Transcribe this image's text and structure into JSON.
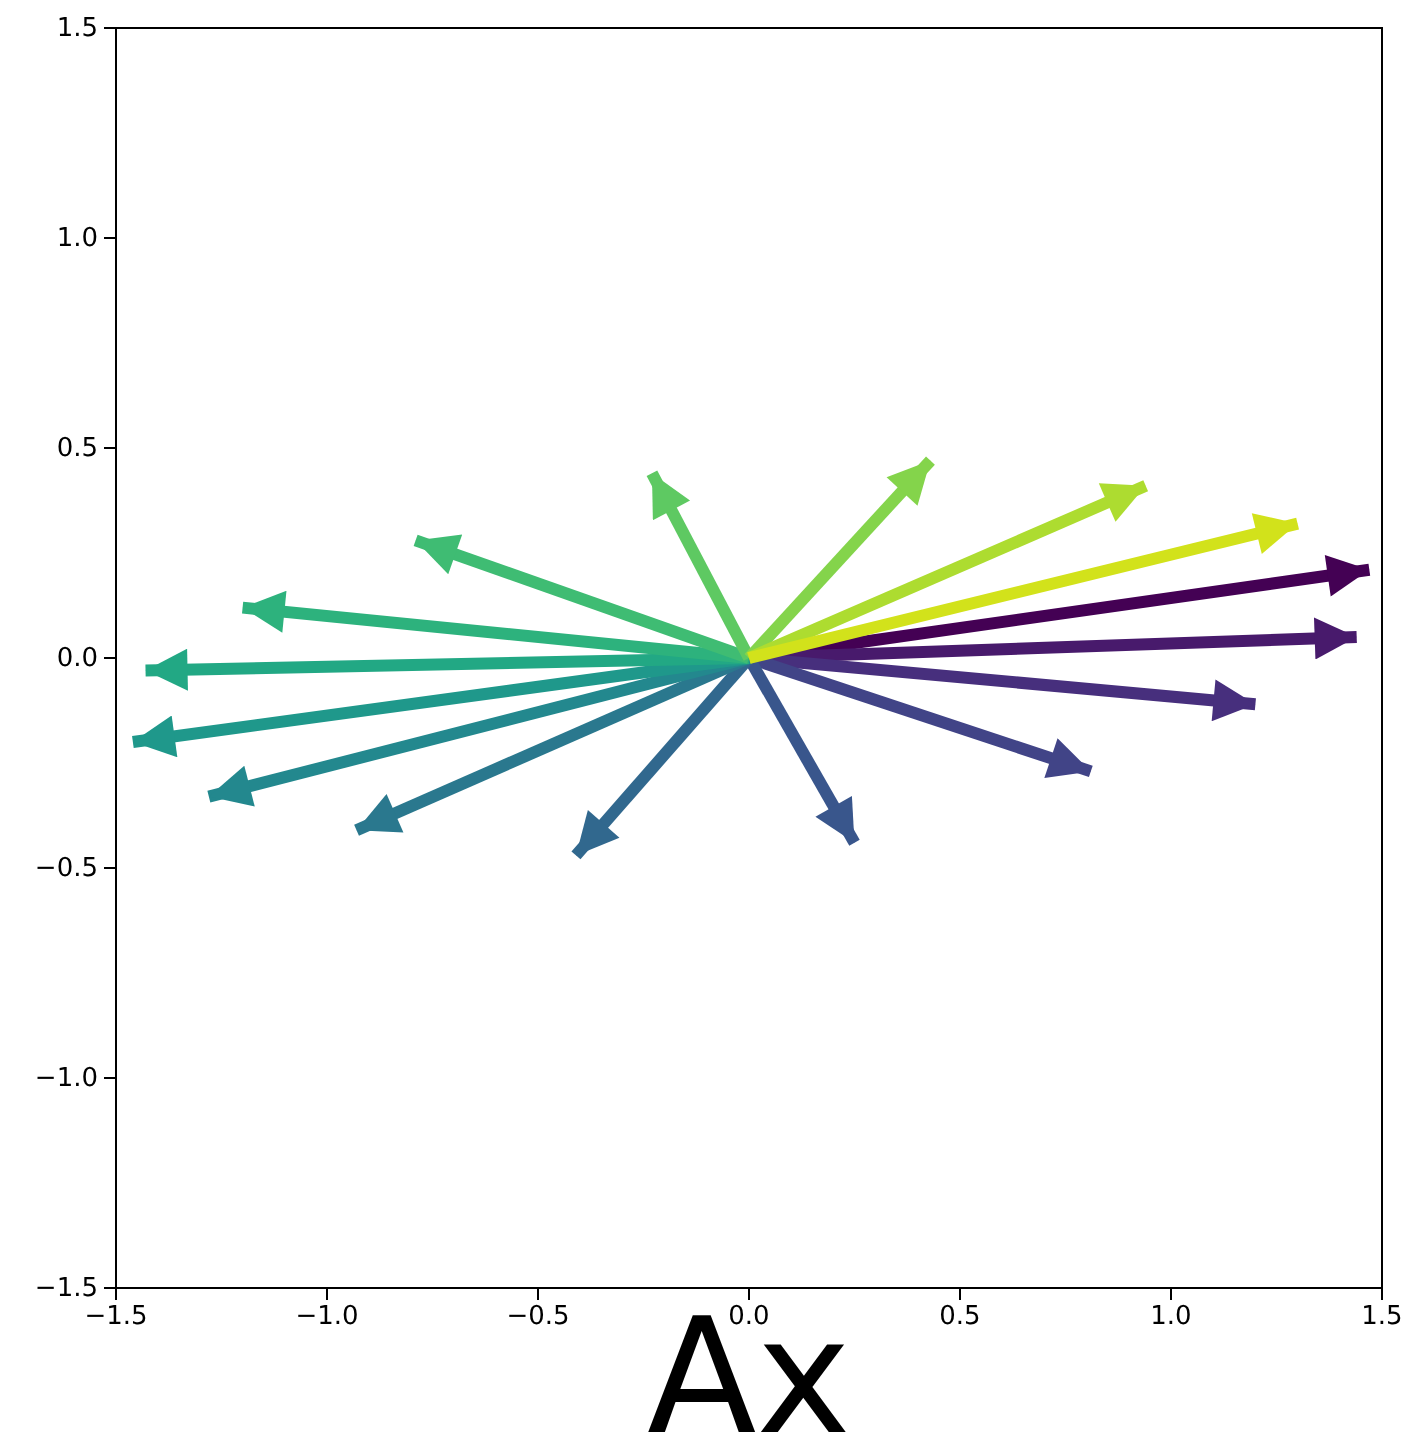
{
  "chart_data": {
    "type": "line",
    "xlabel": "Ax",
    "xlim": [
      -1.5,
      1.5
    ],
    "ylim": [
      -1.5,
      1.5
    ],
    "xticks": [
      {
        "value": -1.5,
        "label": "−1.5"
      },
      {
        "value": -1,
        "label": "−1.0"
      },
      {
        "value": -0.5,
        "label": "−0.5"
      },
      {
        "value": 0,
        "label": "0.0"
      },
      {
        "value": 0.5,
        "label": "0.5"
      },
      {
        "value": 1,
        "label": "1.0"
      },
      {
        "value": 1.5,
        "label": "1.5"
      }
    ],
    "yticks": [
      {
        "value": -1.5,
        "label": "−1.5"
      },
      {
        "value": -1,
        "label": "−1.0"
      },
      {
        "value": -0.5,
        "label": "−0.5"
      },
      {
        "value": 0,
        "label": "0.0"
      },
      {
        "value": 0.5,
        "label": "0.5"
      },
      {
        "value": 1,
        "label": "1.0"
      },
      {
        "value": 1.5,
        "label": "1.5"
      }
    ],
    "grid": false,
    "marker": "none",
    "line_style": "solid",
    "series": [
      {
        "color": "#440154",
        "x": [
          0,
          1.47
        ],
        "values": [
          0,
          0.21
        ]
      },
      {
        "color": "#481a6c",
        "x": [
          0,
          1.44
        ],
        "values": [
          0,
          0.05
        ]
      },
      {
        "color": "#472f7d",
        "x": [
          0,
          1.2
        ],
        "values": [
          0,
          -0.11
        ]
      },
      {
        "color": "#414487",
        "x": [
          0,
          0.81
        ],
        "values": [
          0,
          -0.27
        ]
      },
      {
        "color": "#39568c",
        "x": [
          0,
          0.25
        ],
        "values": [
          0,
          -0.44
        ]
      },
      {
        "color": "#31688e",
        "x": [
          0,
          -0.41
        ],
        "values": [
          0,
          -0.47
        ]
      },
      {
        "color": "#2a788e",
        "x": [
          0,
          -0.93
        ],
        "values": [
          0,
          -0.41
        ]
      },
      {
        "color": "#23888e",
        "x": [
          0,
          -1.28
        ],
        "values": [
          0,
          -0.33
        ]
      },
      {
        "color": "#1f988b",
        "x": [
          0,
          -1.46
        ],
        "values": [
          0,
          -0.2
        ]
      },
      {
        "color": "#22a884",
        "x": [
          0,
          -1.43
        ],
        "values": [
          0,
          -0.03
        ]
      },
      {
        "color": "#2db27d",
        "x": [
          0,
          -1.2
        ],
        "values": [
          0,
          0.12
        ]
      },
      {
        "color": "#3fbc73",
        "x": [
          0,
          -0.79
        ],
        "values": [
          0,
          0.28
        ]
      },
      {
        "color": "#5ec962",
        "x": [
          0,
          -0.23
        ],
        "values": [
          0,
          0.44
        ]
      },
      {
        "color": "#84d44b",
        "x": [
          0,
          0.43
        ],
        "values": [
          0,
          0.47
        ]
      },
      {
        "color": "#addc30",
        "x": [
          0,
          0.94
        ],
        "values": [
          0,
          0.41
        ]
      },
      {
        "color": "#d2e21b",
        "x": [
          0,
          1.3
        ],
        "values": [
          0,
          0.32
        ]
      }
    ]
  }
}
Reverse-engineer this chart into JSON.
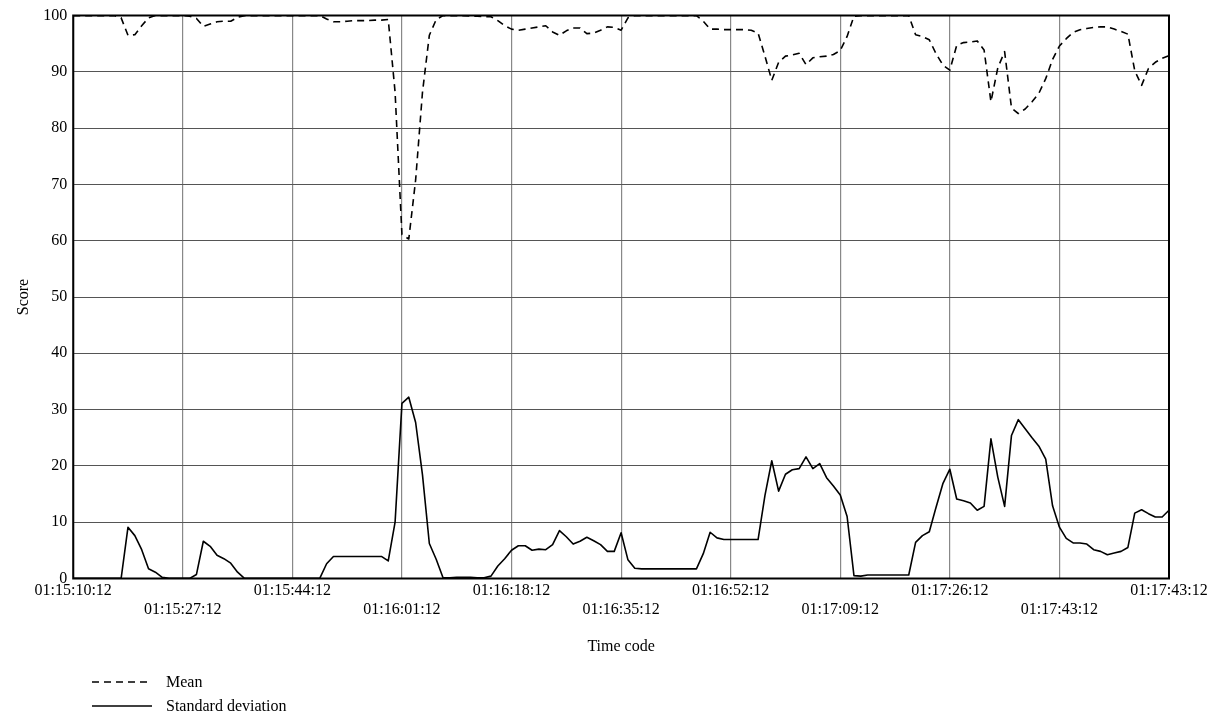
{
  "chart_data": {
    "type": "line",
    "xlabel": "Time code",
    "ylabel": "Score",
    "categories": [
      "01:15:10:12",
      null,
      null,
      null,
      null,
      null,
      null,
      null,
      null,
      null,
      null,
      null,
      null,
      null,
      null,
      null,
      "01:15:27:12",
      null,
      null,
      null,
      null,
      null,
      null,
      null,
      null,
      null,
      null,
      null,
      null,
      null,
      null,
      null,
      "01:15:44:12",
      null,
      null,
      null,
      null,
      null,
      null,
      null,
      null,
      null,
      null,
      null,
      null,
      null,
      null,
      null,
      "01:16:01:12",
      null,
      null,
      null,
      null,
      null,
      null,
      null,
      null,
      null,
      null,
      null,
      null,
      null,
      null,
      null,
      "01:16:18:12",
      null,
      null,
      null,
      null,
      null,
      null,
      null,
      null,
      null,
      null,
      null,
      null,
      null,
      null,
      null,
      "01:16:35:12",
      null,
      null,
      null,
      null,
      null,
      null,
      null,
      null,
      null,
      null,
      null,
      null,
      null,
      null,
      null,
      "01:16:52:12",
      null,
      null,
      null,
      null,
      null,
      null,
      null,
      null,
      null,
      null,
      null,
      null,
      null,
      null,
      null,
      "01:17:09:12",
      null,
      null,
      null,
      null,
      null,
      null,
      null,
      null,
      null,
      null,
      null,
      null,
      null,
      null,
      null,
      "01:17:26:12",
      null,
      null,
      null,
      null,
      null,
      null,
      null,
      null,
      null,
      null,
      null,
      null,
      null,
      null,
      null,
      "01:17:43:12",
      null,
      null,
      null,
      null,
      null,
      null,
      null,
      null,
      null,
      null,
      null,
      null,
      null,
      null,
      null,
      "01:17:43:12"
    ],
    "ylim": [
      0,
      100
    ],
    "yticks": [
      0,
      10,
      20,
      30,
      40,
      50,
      60,
      70,
      80,
      90,
      100
    ],
    "grid": true,
    "legend": "bottom left",
    "marker": "none",
    "series": [
      {
        "name": "Mean",
        "color": "#000000",
        "line_style": "dashed",
        "values": [
          100,
          100,
          100,
          100,
          100,
          100,
          100,
          99.6,
          96.5,
          96.6,
          98.2,
          99.6,
          100,
          100,
          100,
          100,
          100,
          99.9,
          99.5,
          98.1,
          98.5,
          98.9,
          99,
          99,
          99.7,
          100,
          100,
          100,
          100,
          100,
          100,
          100,
          100,
          100,
          100,
          100,
          100,
          99.4,
          98.9,
          98.9,
          99,
          99.1,
          99.1,
          99.1,
          99.2,
          99.2,
          99.3,
          86.4,
          61.1,
          60.3,
          70.8,
          86.4,
          96.5,
          99.3,
          100,
          100,
          100,
          100,
          99.9,
          99.9,
          99.8,
          99.8,
          99.1,
          98.2,
          97.6,
          97.4,
          97.6,
          97.8,
          98,
          98.2,
          97.1,
          96.5,
          97.3,
          97.8,
          97.8,
          96.8,
          96.9,
          97.4,
          98,
          97.9,
          97.4,
          99.6,
          100,
          100,
          100,
          100,
          100,
          100,
          100,
          100,
          100,
          100,
          99,
          97.6,
          97.6,
          97.5,
          97.5,
          97.5,
          97.5,
          97.4,
          96.9,
          92.8,
          88.5,
          91.7,
          92.8,
          93,
          93.3,
          91.3,
          92.5,
          92.7,
          92.8,
          93.1,
          93.8,
          96.3,
          99.9,
          100,
          100,
          100,
          100,
          100,
          100,
          100,
          100,
          96.6,
          96.3,
          95.7,
          93.2,
          91.2,
          90.3,
          94.7,
          95.2,
          95.3,
          95.5,
          93.9,
          84.7,
          90.7,
          93.6,
          83.6,
          82.6,
          83.4,
          84.7,
          86.2,
          88.8,
          92.2,
          94.6,
          95.9,
          97,
          97.5,
          97.7,
          97.9,
          98,
          98,
          97.6,
          97.2,
          96.7,
          90.2,
          87.6,
          90.6,
          91.7,
          92.4,
          92.9
        ]
      },
      {
        "name": "Standard deviation",
        "color": "#000000",
        "line_style": "solid",
        "values": [
          0,
          0,
          0,
          0,
          0,
          0,
          0,
          0,
          9.1,
          7.6,
          5.1,
          1.7,
          1.1,
          0.2,
          0,
          0,
          0,
          0,
          0.7,
          6.6,
          5.7,
          4.1,
          3.5,
          2.7,
          1.1,
          0,
          0,
          0,
          0,
          0,
          0,
          0,
          0,
          0,
          0,
          0,
          0,
          2.6,
          3.9,
          3.9,
          3.9,
          3.9,
          3.9,
          3.9,
          3.9,
          3.9,
          3.1,
          10,
          31.1,
          32.2,
          27.7,
          18.4,
          6.2,
          3.4,
          0.1,
          0.1,
          0.2,
          0.2,
          0.2,
          0.1,
          0.1,
          0.4,
          2.2,
          3.5,
          5,
          5.8,
          5.8,
          5,
          5.2,
          5.1,
          6,
          8.5,
          7.4,
          6.1,
          6.6,
          7.3,
          6.7,
          6,
          4.8,
          4.8,
          8.1,
          3.3,
          1.8,
          1.7,
          1.7,
          1.7,
          1.7,
          1.7,
          1.7,
          1.7,
          1.7,
          1.7,
          4.4,
          8.2,
          7.2,
          6.9,
          6.9,
          6.9,
          6.9,
          6.9,
          6.9,
          14.7,
          20.9,
          15.5,
          18.5,
          19.3,
          19.5,
          21.6,
          19.5,
          20.4,
          17.9,
          16.4,
          14.8,
          11,
          0.5,
          0.4,
          0.6,
          0.6,
          0.6,
          0.6,
          0.6,
          0.6,
          0.6,
          6.4,
          7.6,
          8.3,
          12.7,
          16.9,
          19.4,
          14.1,
          13.8,
          13.4,
          12.1,
          12.8,
          24.8,
          18,
          12.8,
          25.4,
          28.2,
          26.6,
          25,
          23.5,
          21.2,
          12.9,
          9.1,
          7.1,
          6.3,
          6.3,
          6.1,
          5.1,
          4.8,
          4.2,
          4.5,
          4.8,
          5.5,
          11.6,
          12.2,
          11.5,
          10.9,
          10.9,
          12.1
        ]
      }
    ]
  }
}
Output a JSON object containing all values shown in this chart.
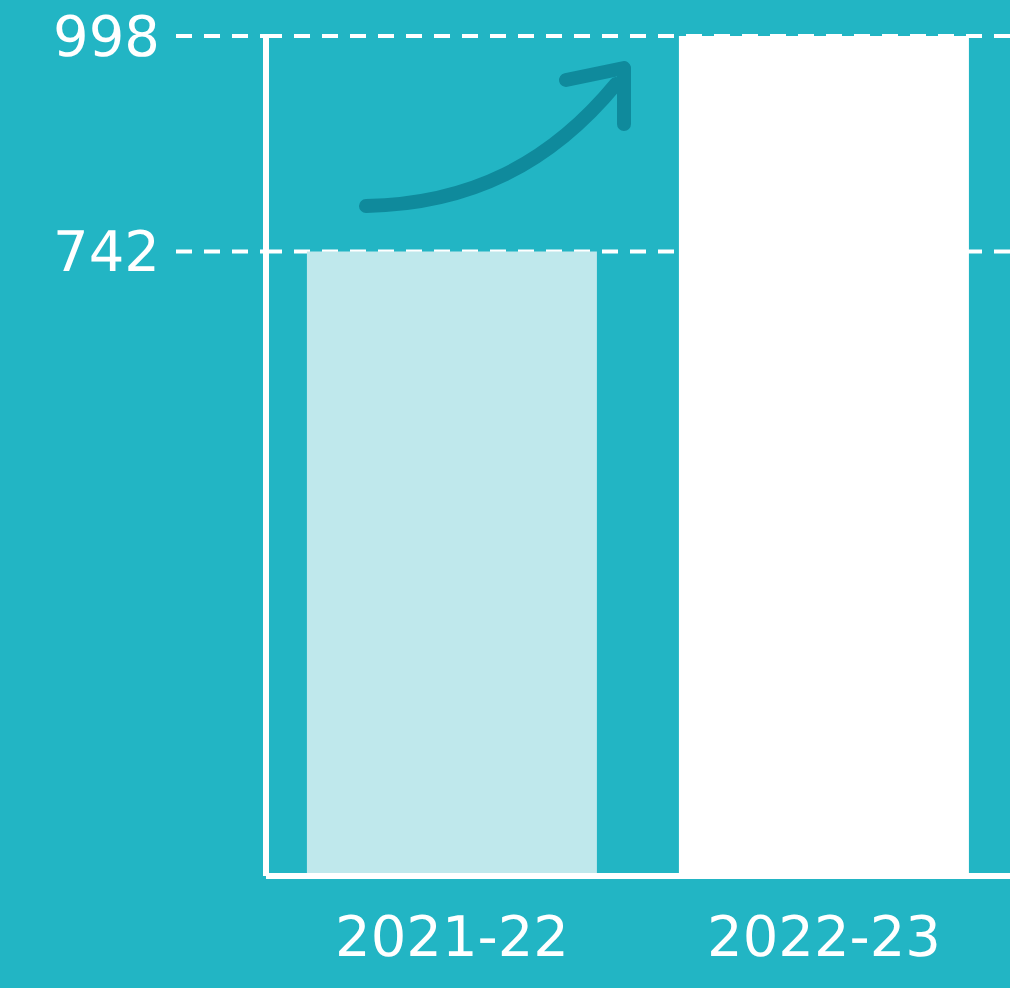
{
  "chart_data": {
    "type": "bar",
    "categories": [
      "2021-22",
      "2022-23"
    ],
    "values": [
      742,
      998
    ],
    "colors": [
      "#bfe8ec",
      "#ffffff"
    ],
    "ylim": [
      0,
      998
    ],
    "yticks": [
      742,
      998
    ],
    "grid": "y"
  }
}
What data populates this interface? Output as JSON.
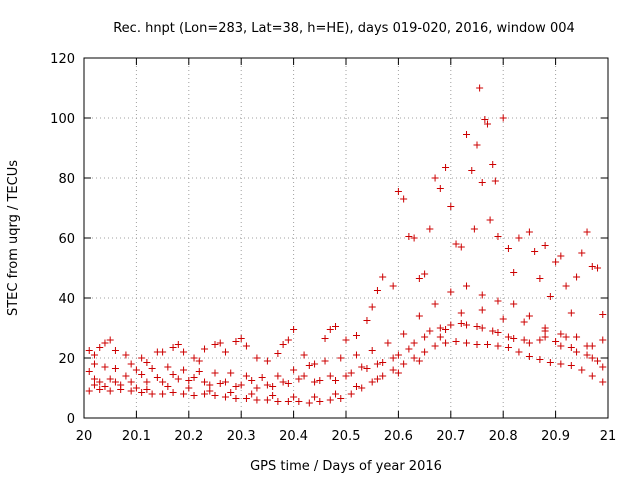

▶ **Required work**
Find the line containing "Output a JSON", then extract it and every line after it to the end of the data above, exactly and nothing else, without pictures.

▶ **Exercise answer**
Output a JSON object containing all values shown in this chart.
{
  "chart_data": {
    "type": "bar",
    "categories": [
      "2021-22",
      "2022-23"
    ],
    "values": [
      742,
      998
    ],
    "colors": [
      "#bfe8ec",
      "#ffffff"
    ],
    "ylim": [
      0,
      998
    ],
    "yticks": [
      742,
      998
    ],
    "grid": "y"
  }
}
What data populates this interface? Output as JSON.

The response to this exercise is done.